PROMPT: Determine how many lines below hold the string "Period". Reply with the number alone.

EXERCISE DATA:

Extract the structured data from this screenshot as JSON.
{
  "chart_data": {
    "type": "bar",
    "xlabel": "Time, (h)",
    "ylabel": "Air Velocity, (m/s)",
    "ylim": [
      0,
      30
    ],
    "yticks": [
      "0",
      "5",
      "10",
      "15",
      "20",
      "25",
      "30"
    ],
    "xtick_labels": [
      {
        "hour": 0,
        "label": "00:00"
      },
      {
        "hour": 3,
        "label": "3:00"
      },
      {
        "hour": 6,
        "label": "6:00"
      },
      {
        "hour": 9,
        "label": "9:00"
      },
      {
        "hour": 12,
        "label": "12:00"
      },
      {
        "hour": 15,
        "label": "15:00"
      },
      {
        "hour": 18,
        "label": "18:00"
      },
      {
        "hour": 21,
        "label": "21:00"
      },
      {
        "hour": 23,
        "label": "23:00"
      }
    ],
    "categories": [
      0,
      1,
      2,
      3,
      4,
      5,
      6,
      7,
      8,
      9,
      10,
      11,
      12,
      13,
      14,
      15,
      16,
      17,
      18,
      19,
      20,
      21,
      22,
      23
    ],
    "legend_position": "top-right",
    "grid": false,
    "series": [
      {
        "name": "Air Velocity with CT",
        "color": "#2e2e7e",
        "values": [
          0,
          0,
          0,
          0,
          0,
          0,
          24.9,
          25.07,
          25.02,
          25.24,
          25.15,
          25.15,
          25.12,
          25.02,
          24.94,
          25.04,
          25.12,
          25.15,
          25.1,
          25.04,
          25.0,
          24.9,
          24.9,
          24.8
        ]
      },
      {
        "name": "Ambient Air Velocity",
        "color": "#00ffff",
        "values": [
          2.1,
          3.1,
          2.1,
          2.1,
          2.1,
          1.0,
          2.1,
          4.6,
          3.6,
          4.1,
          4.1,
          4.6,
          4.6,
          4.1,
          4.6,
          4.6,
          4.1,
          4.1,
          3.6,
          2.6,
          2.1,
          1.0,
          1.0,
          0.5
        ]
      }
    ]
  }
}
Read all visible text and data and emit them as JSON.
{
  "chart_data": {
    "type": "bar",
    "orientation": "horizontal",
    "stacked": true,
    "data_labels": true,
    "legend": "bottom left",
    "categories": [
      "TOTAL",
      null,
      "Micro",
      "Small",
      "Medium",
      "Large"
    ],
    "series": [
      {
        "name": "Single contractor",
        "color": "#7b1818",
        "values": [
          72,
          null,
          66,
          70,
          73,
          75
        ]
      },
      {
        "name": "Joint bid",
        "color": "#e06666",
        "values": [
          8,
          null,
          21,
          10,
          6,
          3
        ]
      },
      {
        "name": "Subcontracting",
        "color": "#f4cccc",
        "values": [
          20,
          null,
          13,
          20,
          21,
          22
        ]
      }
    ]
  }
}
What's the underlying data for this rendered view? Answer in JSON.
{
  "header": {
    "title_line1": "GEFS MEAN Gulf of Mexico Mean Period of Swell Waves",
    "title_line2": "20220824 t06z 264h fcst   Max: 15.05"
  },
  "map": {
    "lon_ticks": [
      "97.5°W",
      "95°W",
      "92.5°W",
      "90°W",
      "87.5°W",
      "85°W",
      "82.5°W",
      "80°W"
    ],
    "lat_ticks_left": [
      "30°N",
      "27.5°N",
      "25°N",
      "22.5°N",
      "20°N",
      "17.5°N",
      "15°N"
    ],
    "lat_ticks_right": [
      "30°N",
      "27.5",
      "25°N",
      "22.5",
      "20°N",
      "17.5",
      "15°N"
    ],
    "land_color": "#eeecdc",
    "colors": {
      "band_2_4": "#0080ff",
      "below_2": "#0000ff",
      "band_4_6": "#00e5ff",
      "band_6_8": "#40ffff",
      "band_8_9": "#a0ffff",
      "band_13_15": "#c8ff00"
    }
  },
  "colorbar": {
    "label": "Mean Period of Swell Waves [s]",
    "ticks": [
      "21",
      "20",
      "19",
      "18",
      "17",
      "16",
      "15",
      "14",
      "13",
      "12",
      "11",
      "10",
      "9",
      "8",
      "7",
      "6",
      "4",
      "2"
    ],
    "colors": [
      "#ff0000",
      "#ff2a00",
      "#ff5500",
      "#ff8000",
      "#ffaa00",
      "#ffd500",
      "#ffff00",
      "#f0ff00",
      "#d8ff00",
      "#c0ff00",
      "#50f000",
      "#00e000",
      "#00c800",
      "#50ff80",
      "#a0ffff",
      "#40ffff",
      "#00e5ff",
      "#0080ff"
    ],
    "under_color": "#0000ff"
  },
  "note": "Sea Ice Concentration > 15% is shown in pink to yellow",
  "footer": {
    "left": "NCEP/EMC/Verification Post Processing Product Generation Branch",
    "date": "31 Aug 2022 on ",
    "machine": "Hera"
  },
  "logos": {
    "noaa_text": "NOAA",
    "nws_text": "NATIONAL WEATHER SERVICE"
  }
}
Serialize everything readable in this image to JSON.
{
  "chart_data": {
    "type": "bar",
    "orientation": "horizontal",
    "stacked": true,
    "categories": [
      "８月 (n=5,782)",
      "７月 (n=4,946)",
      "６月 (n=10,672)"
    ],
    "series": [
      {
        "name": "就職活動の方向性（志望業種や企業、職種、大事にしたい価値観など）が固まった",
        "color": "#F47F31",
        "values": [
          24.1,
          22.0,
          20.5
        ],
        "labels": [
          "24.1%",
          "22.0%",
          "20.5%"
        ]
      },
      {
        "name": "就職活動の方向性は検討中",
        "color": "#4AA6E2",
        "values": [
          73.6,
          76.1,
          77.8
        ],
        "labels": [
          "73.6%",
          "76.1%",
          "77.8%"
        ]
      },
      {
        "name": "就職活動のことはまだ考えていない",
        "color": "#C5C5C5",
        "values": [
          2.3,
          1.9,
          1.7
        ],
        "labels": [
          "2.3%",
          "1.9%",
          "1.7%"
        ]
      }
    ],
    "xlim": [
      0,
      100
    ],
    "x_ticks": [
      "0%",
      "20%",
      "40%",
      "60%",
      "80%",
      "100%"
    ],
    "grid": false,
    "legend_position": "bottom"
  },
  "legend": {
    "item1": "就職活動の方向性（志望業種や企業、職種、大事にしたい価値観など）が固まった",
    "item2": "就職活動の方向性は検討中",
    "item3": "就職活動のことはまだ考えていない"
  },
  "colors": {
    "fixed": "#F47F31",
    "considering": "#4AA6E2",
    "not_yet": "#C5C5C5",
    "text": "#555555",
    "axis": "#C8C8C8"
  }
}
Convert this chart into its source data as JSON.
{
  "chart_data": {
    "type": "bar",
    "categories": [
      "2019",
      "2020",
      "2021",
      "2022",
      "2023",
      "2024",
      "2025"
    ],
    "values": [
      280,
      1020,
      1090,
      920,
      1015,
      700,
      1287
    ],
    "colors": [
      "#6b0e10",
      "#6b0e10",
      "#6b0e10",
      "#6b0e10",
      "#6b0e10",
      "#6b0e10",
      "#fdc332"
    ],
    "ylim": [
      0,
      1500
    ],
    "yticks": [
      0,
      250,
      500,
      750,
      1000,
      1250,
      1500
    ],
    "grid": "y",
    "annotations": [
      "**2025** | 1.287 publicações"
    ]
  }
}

SOLUTION BELOW: 2